# Material supplied

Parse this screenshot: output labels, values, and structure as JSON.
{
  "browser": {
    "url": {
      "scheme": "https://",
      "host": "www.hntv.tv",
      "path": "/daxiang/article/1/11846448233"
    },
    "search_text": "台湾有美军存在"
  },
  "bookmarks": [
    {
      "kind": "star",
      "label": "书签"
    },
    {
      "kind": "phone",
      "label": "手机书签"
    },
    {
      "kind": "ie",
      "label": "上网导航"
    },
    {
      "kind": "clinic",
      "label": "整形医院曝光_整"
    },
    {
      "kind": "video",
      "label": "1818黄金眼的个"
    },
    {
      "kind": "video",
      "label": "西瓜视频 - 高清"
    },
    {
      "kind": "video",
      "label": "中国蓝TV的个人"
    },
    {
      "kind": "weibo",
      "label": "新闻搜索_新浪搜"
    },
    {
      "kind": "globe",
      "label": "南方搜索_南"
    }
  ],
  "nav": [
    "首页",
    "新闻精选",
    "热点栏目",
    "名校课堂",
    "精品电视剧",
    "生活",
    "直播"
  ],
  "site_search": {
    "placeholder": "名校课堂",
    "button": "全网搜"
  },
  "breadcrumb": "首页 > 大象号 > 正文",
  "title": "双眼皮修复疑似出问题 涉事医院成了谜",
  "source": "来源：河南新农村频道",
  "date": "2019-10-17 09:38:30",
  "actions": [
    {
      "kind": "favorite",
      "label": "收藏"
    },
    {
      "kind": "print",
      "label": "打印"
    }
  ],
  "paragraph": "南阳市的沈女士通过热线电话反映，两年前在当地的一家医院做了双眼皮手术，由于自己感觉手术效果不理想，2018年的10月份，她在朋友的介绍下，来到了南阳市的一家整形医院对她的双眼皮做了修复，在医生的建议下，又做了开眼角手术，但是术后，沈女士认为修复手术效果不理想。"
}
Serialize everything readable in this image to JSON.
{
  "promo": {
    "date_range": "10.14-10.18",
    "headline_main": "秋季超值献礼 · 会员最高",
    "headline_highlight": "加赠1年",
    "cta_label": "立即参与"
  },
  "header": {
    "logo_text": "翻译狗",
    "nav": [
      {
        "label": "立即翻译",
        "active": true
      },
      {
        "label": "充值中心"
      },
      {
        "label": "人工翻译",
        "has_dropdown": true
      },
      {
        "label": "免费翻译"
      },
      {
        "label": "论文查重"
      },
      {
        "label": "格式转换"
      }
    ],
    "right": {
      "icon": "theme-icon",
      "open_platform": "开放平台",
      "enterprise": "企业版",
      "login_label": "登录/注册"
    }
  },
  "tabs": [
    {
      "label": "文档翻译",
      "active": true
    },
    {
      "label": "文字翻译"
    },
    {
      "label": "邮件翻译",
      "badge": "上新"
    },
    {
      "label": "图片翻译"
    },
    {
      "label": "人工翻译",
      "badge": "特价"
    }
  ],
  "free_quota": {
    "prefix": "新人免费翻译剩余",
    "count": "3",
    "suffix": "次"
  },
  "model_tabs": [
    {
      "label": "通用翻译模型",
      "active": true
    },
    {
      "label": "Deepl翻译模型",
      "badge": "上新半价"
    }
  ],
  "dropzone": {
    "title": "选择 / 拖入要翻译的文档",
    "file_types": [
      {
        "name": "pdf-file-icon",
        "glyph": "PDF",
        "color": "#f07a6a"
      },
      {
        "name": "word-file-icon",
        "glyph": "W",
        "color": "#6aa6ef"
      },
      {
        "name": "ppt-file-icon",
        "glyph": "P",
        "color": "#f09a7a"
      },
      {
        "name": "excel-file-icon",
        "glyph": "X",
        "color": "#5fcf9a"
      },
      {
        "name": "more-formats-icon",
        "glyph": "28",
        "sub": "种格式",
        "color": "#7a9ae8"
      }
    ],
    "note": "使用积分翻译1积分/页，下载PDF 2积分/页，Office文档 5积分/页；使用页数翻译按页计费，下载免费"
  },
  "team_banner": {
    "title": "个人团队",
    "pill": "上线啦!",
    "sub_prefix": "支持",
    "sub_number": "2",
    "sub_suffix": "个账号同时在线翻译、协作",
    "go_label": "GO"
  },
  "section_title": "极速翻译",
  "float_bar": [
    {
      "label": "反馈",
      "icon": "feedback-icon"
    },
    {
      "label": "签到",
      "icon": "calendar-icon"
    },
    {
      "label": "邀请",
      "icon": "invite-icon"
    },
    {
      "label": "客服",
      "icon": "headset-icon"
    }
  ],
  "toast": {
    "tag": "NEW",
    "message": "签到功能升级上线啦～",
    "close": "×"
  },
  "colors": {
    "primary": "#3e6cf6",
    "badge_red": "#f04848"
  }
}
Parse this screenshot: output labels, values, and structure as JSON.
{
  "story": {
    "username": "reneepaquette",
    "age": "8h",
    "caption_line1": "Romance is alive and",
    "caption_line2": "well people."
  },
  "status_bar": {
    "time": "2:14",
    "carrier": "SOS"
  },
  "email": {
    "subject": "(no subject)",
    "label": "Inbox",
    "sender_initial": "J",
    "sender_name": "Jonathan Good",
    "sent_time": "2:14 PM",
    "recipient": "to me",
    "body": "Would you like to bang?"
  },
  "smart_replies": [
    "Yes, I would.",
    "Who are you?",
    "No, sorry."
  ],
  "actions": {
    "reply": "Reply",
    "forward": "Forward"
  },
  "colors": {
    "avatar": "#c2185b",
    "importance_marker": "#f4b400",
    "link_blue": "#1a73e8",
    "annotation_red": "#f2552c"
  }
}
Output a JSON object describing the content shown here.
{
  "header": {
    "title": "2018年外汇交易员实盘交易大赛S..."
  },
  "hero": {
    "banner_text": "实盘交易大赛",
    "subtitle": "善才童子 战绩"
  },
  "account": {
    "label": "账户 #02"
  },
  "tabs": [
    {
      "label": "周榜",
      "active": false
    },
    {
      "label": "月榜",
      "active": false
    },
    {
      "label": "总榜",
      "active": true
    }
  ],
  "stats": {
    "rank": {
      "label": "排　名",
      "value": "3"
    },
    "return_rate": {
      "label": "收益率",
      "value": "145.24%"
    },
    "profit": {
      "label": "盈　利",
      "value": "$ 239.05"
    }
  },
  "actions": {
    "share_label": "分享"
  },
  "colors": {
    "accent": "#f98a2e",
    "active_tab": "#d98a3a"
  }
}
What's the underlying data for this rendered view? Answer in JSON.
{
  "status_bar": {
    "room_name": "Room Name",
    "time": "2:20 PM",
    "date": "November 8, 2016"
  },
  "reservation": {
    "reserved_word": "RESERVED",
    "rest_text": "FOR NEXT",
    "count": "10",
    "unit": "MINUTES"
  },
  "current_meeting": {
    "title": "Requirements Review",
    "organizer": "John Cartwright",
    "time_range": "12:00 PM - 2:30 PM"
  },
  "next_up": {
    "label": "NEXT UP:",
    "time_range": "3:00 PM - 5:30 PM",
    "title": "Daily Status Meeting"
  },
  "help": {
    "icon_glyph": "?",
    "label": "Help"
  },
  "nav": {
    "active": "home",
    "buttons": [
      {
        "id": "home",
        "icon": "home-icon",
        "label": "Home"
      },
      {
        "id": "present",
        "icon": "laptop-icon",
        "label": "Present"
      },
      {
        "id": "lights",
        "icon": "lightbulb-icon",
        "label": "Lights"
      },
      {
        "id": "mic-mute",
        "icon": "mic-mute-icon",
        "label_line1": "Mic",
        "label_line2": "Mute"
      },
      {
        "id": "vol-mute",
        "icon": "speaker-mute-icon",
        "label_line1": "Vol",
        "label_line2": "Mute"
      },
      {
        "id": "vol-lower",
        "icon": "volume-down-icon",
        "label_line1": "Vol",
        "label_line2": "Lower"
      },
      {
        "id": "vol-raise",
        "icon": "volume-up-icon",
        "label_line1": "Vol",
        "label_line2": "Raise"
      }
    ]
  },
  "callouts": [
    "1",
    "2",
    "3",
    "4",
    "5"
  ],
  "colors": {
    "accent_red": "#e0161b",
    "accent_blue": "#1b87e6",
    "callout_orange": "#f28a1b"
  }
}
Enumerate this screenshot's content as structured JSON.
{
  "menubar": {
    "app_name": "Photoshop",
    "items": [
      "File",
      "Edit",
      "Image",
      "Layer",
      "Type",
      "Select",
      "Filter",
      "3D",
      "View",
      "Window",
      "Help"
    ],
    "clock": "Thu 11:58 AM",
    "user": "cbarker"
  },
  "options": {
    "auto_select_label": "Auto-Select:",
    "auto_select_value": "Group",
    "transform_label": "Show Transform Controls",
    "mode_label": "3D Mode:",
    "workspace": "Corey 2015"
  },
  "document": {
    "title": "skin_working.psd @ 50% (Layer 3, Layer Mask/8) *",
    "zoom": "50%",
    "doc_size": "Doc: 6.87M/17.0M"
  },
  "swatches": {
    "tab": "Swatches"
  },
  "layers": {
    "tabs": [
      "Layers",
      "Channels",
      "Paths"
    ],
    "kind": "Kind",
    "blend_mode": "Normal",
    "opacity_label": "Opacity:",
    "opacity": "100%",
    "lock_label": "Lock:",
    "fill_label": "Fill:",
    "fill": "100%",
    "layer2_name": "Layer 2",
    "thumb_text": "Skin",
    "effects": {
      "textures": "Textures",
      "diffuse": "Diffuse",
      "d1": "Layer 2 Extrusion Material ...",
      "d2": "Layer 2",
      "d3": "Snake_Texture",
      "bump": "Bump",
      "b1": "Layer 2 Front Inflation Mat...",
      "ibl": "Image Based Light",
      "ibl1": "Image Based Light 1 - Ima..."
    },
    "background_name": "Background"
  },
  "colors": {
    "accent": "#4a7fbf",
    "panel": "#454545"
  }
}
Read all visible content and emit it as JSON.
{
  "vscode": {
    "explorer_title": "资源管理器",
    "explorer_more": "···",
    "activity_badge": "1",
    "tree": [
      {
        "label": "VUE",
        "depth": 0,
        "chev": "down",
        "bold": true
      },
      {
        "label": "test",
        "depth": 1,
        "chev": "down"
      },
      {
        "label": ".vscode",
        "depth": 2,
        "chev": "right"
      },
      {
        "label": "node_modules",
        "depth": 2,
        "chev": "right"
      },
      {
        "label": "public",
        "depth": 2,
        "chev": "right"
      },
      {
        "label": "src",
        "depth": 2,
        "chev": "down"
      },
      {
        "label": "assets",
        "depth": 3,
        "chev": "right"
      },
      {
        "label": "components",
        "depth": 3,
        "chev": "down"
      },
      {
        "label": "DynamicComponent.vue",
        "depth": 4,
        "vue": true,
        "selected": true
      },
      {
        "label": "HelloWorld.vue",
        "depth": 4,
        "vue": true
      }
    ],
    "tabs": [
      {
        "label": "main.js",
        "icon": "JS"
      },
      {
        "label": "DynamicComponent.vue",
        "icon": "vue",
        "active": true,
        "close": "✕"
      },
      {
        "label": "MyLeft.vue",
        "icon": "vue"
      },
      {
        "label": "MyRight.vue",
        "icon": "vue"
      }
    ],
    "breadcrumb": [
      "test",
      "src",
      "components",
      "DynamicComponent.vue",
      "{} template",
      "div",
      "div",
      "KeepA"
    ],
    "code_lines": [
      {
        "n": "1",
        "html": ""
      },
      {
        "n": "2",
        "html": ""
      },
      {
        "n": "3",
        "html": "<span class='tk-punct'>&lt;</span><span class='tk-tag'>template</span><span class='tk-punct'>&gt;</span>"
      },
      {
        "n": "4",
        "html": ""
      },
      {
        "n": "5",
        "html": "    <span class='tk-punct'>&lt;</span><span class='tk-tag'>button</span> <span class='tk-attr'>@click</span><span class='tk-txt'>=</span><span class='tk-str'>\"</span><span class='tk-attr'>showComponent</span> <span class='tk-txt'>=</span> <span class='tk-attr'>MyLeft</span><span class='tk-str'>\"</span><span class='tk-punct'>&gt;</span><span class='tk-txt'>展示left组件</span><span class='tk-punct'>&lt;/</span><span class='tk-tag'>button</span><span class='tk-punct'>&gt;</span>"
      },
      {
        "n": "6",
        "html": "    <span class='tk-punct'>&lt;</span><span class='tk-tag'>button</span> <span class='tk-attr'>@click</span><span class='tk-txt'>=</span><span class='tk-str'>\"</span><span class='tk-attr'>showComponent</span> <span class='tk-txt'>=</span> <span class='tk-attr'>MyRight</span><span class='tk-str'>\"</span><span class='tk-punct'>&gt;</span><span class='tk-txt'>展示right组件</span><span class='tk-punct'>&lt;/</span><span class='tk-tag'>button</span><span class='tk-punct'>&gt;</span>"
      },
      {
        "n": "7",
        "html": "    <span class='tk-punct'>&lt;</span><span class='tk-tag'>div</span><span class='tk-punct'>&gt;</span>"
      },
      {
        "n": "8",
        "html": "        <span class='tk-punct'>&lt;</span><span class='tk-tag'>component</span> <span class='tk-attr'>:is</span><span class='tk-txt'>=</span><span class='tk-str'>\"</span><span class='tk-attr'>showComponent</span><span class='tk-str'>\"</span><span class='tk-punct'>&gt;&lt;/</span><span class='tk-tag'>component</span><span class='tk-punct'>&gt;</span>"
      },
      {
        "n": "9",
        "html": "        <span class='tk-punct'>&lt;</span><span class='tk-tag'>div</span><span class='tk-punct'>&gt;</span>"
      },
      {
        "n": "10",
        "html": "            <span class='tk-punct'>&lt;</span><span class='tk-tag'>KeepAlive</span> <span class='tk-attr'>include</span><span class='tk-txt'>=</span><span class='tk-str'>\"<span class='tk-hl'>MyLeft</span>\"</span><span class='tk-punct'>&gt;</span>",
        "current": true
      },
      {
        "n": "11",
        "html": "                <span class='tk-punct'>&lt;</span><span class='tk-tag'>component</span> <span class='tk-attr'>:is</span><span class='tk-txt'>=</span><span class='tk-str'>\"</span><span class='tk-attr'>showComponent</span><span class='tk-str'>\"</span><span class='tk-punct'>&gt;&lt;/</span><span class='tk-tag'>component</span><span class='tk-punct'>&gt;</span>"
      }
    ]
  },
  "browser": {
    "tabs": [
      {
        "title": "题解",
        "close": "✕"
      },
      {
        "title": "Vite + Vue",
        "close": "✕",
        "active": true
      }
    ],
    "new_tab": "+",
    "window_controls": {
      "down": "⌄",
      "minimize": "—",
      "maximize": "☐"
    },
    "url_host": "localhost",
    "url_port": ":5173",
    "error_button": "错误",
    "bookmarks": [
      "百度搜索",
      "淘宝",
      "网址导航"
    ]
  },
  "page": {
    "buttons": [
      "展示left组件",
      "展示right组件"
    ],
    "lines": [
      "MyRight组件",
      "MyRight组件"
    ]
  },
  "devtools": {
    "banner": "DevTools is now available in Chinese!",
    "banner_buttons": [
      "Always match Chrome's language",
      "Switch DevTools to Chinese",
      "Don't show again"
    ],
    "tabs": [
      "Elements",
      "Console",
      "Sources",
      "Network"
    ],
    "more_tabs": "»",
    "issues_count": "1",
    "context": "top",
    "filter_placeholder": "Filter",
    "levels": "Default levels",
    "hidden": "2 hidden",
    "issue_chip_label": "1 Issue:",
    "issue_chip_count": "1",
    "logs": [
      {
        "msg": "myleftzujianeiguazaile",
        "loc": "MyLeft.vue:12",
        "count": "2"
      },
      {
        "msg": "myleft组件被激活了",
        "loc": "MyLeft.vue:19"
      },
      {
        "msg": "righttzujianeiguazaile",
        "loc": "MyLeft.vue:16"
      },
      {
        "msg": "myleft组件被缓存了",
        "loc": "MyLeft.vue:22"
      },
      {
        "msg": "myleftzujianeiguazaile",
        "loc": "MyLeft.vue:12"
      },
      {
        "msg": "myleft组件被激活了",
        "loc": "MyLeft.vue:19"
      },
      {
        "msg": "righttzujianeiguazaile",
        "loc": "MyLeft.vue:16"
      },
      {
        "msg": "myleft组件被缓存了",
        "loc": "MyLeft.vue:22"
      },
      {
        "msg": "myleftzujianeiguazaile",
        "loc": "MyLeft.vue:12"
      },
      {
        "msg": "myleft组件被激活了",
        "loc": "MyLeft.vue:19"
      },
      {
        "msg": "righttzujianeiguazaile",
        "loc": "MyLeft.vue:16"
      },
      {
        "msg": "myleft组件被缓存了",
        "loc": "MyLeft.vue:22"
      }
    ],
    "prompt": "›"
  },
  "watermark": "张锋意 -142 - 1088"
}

# Description of the task
Show all lines from the records above where the word "volume" occurs.

# Reply to the task
        "icon": "volume-down-icon",
        "icon": "volume-up-icon",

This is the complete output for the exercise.